> Aim of the exercise
Render every entry exactly as it appears.

> Data records
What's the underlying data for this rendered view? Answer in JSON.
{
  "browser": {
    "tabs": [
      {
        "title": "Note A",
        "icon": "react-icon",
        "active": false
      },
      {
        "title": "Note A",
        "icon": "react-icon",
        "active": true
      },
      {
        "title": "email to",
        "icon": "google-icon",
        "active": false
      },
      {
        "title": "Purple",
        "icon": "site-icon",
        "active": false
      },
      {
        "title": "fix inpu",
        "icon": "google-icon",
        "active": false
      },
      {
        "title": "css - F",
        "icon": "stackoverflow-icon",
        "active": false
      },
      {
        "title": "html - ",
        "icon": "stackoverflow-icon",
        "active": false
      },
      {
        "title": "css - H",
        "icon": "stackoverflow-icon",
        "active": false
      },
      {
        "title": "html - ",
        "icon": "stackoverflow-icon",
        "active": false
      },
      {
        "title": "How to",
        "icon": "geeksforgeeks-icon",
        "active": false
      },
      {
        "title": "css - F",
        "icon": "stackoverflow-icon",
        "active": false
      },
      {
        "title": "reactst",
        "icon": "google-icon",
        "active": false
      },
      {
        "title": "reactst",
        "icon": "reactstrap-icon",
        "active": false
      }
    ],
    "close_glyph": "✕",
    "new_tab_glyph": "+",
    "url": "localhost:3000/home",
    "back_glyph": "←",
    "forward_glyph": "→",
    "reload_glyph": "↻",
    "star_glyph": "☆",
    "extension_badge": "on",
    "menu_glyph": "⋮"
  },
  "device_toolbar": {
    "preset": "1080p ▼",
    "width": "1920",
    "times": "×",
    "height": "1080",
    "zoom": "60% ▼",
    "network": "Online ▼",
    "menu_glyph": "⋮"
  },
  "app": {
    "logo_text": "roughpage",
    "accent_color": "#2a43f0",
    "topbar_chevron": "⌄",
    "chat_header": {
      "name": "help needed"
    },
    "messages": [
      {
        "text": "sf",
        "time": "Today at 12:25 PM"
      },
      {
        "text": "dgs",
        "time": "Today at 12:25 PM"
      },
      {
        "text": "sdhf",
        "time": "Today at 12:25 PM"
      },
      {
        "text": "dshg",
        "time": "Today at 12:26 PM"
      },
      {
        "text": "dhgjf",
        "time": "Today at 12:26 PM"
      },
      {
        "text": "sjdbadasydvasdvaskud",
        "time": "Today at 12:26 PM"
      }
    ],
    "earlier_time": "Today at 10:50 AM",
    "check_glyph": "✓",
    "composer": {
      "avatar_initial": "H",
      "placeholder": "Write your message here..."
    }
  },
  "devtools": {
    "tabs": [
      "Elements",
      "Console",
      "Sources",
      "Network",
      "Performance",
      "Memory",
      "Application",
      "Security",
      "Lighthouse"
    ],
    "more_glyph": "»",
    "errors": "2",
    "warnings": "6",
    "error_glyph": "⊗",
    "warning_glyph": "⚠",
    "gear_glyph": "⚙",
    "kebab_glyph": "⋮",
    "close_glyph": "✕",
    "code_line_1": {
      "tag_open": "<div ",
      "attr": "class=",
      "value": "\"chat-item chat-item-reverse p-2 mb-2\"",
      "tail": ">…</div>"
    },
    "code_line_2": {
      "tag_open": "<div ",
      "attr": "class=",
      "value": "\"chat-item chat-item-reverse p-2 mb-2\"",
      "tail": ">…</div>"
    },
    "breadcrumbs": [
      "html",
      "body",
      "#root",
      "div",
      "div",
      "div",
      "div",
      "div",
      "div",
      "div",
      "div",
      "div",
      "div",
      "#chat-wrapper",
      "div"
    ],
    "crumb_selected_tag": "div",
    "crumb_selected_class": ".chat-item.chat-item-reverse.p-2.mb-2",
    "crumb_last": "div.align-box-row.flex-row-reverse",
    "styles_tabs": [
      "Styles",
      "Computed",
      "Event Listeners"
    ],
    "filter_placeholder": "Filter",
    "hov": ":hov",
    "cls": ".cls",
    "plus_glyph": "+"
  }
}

> Answer to this problem
What's the underlying data for this rendered view? Answer in JSON.
{
  "browser": {
    "tabs": [
      {
        "title": "Note A",
        "icon": "react-icon",
        "active": false
      },
      {
        "title": "Note A",
        "icon": "react-icon",
        "active": true
      },
      {
        "title": "email to",
        "icon": "google-icon",
        "active": false
      },
      {
        "title": "Purple",
        "icon": "site-icon",
        "active": false
      },
      {
        "title": "fix inpu",
        "icon": "google-icon",
        "active": false
      },
      {
        "title": "css - F",
        "icon": "stackoverflow-icon",
        "active": false
      },
      {
        "title": "html - ",
        "icon": "stackoverflow-icon",
        "active": false
      },
      {
        "title": "css - H",
        "icon": "stackoverflow-icon",
        "active": false
      },
      {
        "title": "html - ",
        "icon": "stackoverflow-icon",
        "active": false
      },
      {
        "title": "How to",
        "icon": "geeksforgeeks-icon",
        "active": false
      },
      {
        "title": "css - F",
        "icon": "stackoverflow-icon",
        "active": false
      },
      {
        "title": "reactst",
        "icon": "google-icon",
        "active": false
      },
      {
        "title": "reactst",
        "icon": "reactstrap-icon",
        "active": false
      }
    ],
    "close_glyph": "✕",
    "new_tab_glyph": "+",
    "url": "localhost:3000/home",
    "back_glyph": "←",
    "forward_glyph": "→",
    "reload_glyph": "↻",
    "star_glyph": "☆",
    "extension_badge": "on",
    "menu_glyph": "⋮"
  },
  "device_toolbar": {
    "preset": "1080p ▼",
    "width": "1920",
    "times": "×",
    "height": "1080",
    "zoom": "60% ▼",
    "network": "Online ▼",
    "menu_glyph": "⋮"
  },
  "app": {
    "logo_text": "roughpage",
    "accent_color": "#2a43f0",
    "topbar_chevron": "⌄",
    "chat_header": {
      "name": "help needed"
    },
    "messages": [
      {
        "text": "sf",
        "time": "Today at 12:25 PM"
      },
      {
        "text": "dgs",
        "time": "Today at 12:25 PM"
      },
      {
        "text": "sdhf",
        "time": "Today at 12:25 PM"
      },
      {
        "text": "dshg",
        "time": "Today at 12:26 PM"
      },
      {
        "text": "dhgjf",
        "time": "Today at 12:26 PM"
      },
      {
        "text": "sjdbadasydvasdvaskud",
        "time": "Today at 12:26 PM"
      }
    ],
    "earlier_time": "Today at 10:50 AM",
    "check_glyph": "✓",
    "composer": {
      "avatar_initial": "H",
      "placeholder": "Write your message here..."
    }
  },
  "devtools": {
    "tabs": [
      "Elements",
      "Console",
      "Sources",
      "Network",
      "Performance",
      "Memory",
      "Application",
      "Security",
      "Lighthouse"
    ],
    "more_glyph": "»",
    "errors": "2",
    "warnings": "6",
    "error_glyph": "⊗",
    "warning_glyph": "⚠",
    "gear_glyph": "⚙",
    "kebab_glyph": "⋮",
    "close_glyph": "✕",
    "code_line_1": {
      "tag_open": "<div ",
      "attr": "class=",
      "value": "\"chat-item chat-item-reverse p-2 mb-2\"",
      "tail": ">…</div>"
    },
    "code_line_2": {
      "tag_open": "<div ",
      "attr": "class=",
      "value": "\"chat-item chat-item-reverse p-2 mb-2\"",
      "tail": ">…</div>"
    },
    "breadcrumbs": [
      "html",
      "body",
      "#root",
      "div",
      "div",
      "div",
      "div",
      "div",
      "div",
      "div",
      "div",
      "div",
      "div",
      "#chat-wrapper",
      "div"
    ],
    "crumb_selected_tag": "div",
    "crumb_selected_class": ".chat-item.chat-item-reverse.p-2.mb-2",
    "crumb_last": "div.align-box-row.flex-row-reverse",
    "styles_tabs": [
      "Styles",
      "Computed",
      "Event Listeners"
    ],
    "filter_placeholder": "Filter",
    "hov": ":hov",
    "cls": ".cls",
    "plus_glyph": "+"
  }
}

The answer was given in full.